*Exercise:* Write out the material again word for word, dropping any images it holds.

*Data to process:*
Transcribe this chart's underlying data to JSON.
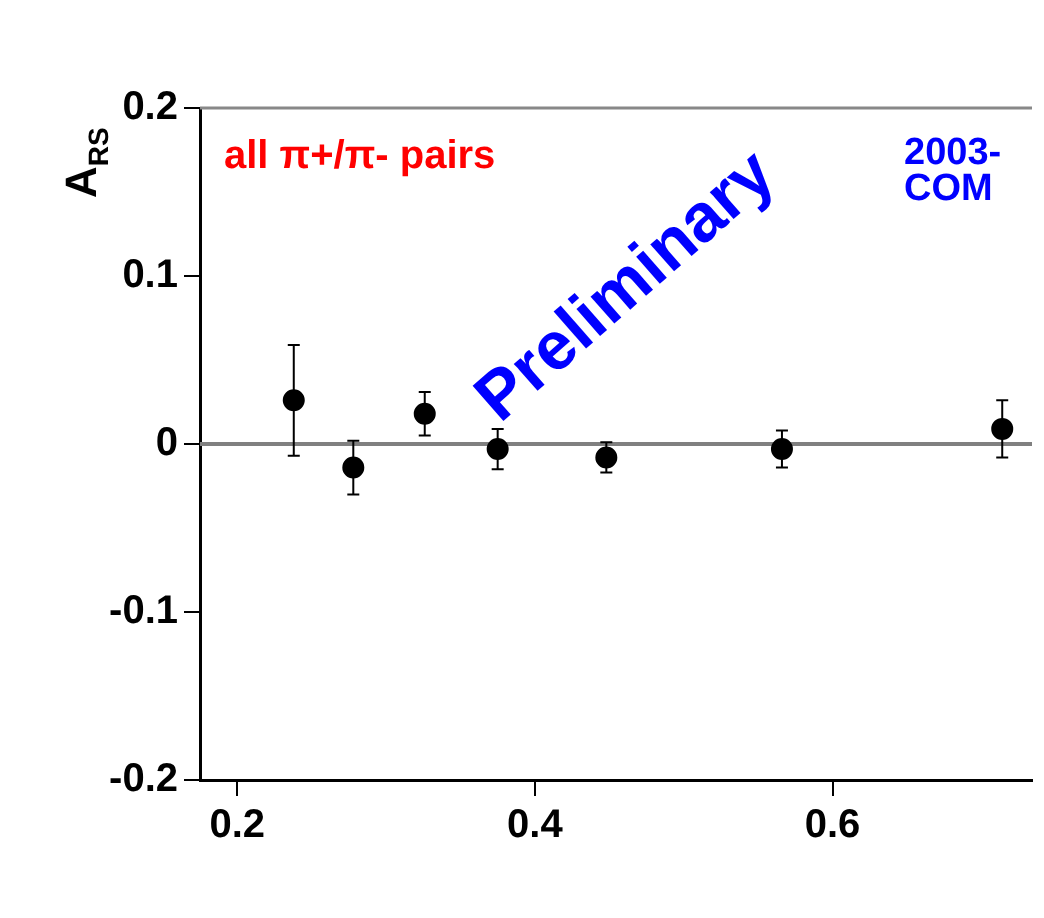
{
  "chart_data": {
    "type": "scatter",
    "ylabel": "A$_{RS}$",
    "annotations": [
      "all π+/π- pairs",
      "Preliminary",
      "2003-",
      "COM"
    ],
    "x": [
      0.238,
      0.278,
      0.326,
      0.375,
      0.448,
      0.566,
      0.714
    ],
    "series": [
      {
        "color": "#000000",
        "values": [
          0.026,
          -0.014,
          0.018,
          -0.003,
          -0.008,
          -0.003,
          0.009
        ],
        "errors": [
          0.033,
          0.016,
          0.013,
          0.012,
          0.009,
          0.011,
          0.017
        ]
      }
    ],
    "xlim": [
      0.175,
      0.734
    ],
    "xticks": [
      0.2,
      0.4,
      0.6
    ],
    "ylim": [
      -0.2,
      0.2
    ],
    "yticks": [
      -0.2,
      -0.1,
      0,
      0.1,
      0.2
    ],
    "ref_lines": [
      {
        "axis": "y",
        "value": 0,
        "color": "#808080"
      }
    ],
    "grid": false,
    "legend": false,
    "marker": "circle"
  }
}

*Answer:*
Transcribe this chart's underlying data to JSON.
{
  "chart_data": {
    "type": "scatter",
    "ylabel": "A$_{RS}$",
    "annotations": [
      "all π+/π- pairs",
      "Preliminary",
      "2003-",
      "COM"
    ],
    "x": [
      0.238,
      0.278,
      0.326,
      0.375,
      0.448,
      0.566,
      0.714
    ],
    "series": [
      {
        "color": "#000000",
        "values": [
          0.026,
          -0.014,
          0.018,
          -0.003,
          -0.008,
          -0.003,
          0.009
        ],
        "errors": [
          0.033,
          0.016,
          0.013,
          0.012,
          0.009,
          0.011,
          0.017
        ]
      }
    ],
    "xlim": [
      0.175,
      0.734
    ],
    "xticks": [
      0.2,
      0.4,
      0.6
    ],
    "ylim": [
      -0.2,
      0.2
    ],
    "yticks": [
      -0.2,
      -0.1,
      0,
      0.1,
      0.2
    ],
    "ref_lines": [
      {
        "axis": "y",
        "value": 0,
        "color": "#808080"
      }
    ],
    "grid": false,
    "legend": false,
    "marker": "circle"
  }
}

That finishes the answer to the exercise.